Directions: Output every entry exactly as written, but omit the pictures.
>> Begin Extracted material
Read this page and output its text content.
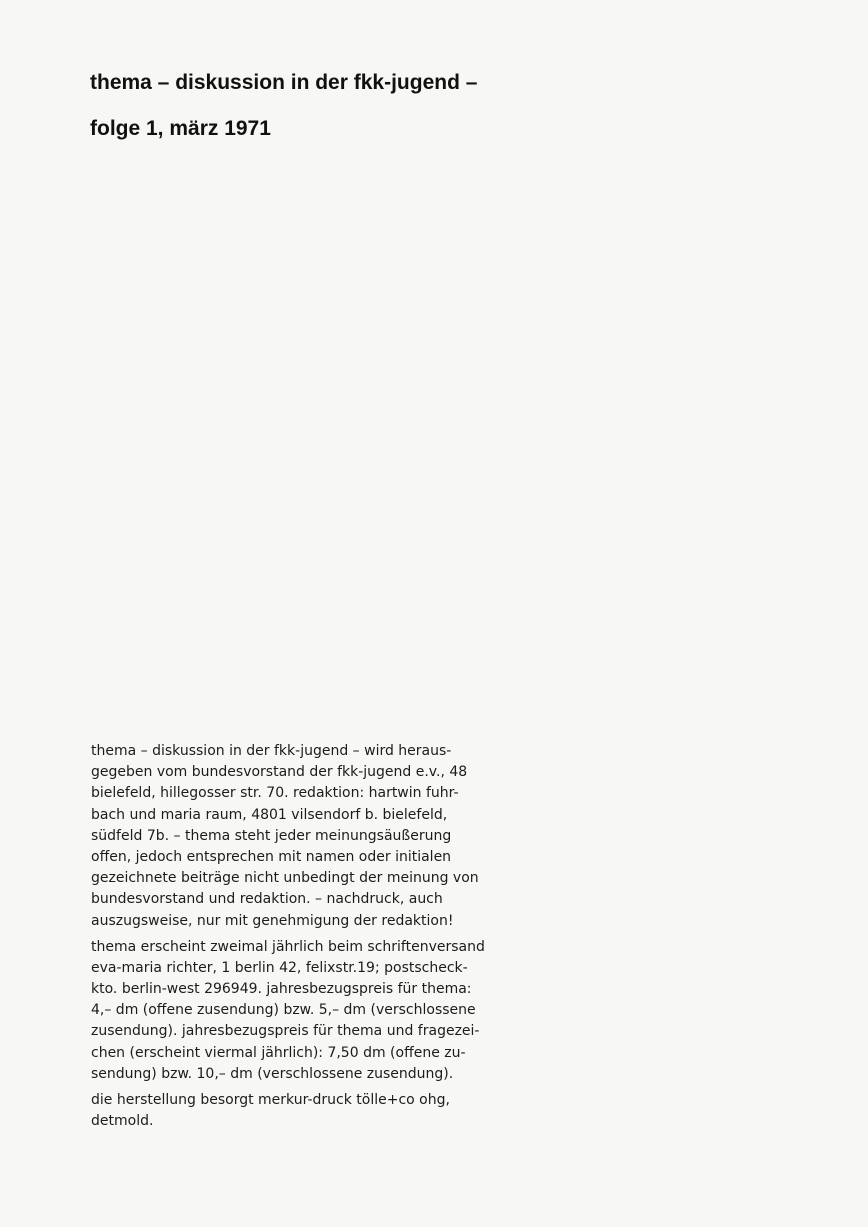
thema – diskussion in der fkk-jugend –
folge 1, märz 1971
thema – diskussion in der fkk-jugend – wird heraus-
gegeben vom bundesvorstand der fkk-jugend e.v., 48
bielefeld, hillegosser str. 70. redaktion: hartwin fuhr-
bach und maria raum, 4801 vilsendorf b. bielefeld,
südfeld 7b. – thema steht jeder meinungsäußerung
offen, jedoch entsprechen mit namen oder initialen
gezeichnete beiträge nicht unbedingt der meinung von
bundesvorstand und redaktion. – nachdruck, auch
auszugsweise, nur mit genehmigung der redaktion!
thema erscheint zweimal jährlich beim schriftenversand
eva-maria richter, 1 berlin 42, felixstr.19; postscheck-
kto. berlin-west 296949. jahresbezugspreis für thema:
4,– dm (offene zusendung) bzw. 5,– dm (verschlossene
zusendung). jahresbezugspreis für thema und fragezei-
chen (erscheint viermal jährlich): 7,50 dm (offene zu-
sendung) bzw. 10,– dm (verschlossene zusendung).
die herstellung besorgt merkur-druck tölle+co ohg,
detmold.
>> End Extracted material
Full output:
Read this page and output its text content.
thema – diskussion in der fkk-jugend –
folge 1, märz 1971
thema – diskussion in der fkk-jugend – wird heraus-
gegeben vom bundesvorstand der fkk-jugend e.v., 48
bielefeld, hillegosser str. 70. redaktion: hartwin fuhr-
bach und maria raum, 4801 vilsendorf b. bielefeld,
südfeld 7b. – thema steht jeder meinungsäußerung
offen, jedoch entsprechen mit namen oder initialen
gezeichnete beiträge nicht unbedingt der meinung von
bundesvorstand und redaktion. – nachdruck, auch
auszugsweise, nur mit genehmigung der redaktion!
thema erscheint zweimal jährlich beim schriftenversand
eva-maria richter, 1 berlin 42, felixstr.19; postscheck-
kto. berlin-west 296949. jahresbezugspreis für thema:
4,– dm (offene zusendung) bzw. 5,– dm (verschlossene
zusendung). jahresbezugspreis für thema und fragezei-
chen (erscheint viermal jährlich): 7,50 dm (offene zu-
sendung) bzw. 10,– dm (verschlossene zusendung).
die herstellung besorgt merkur-druck tölle+co ohg,
detmold.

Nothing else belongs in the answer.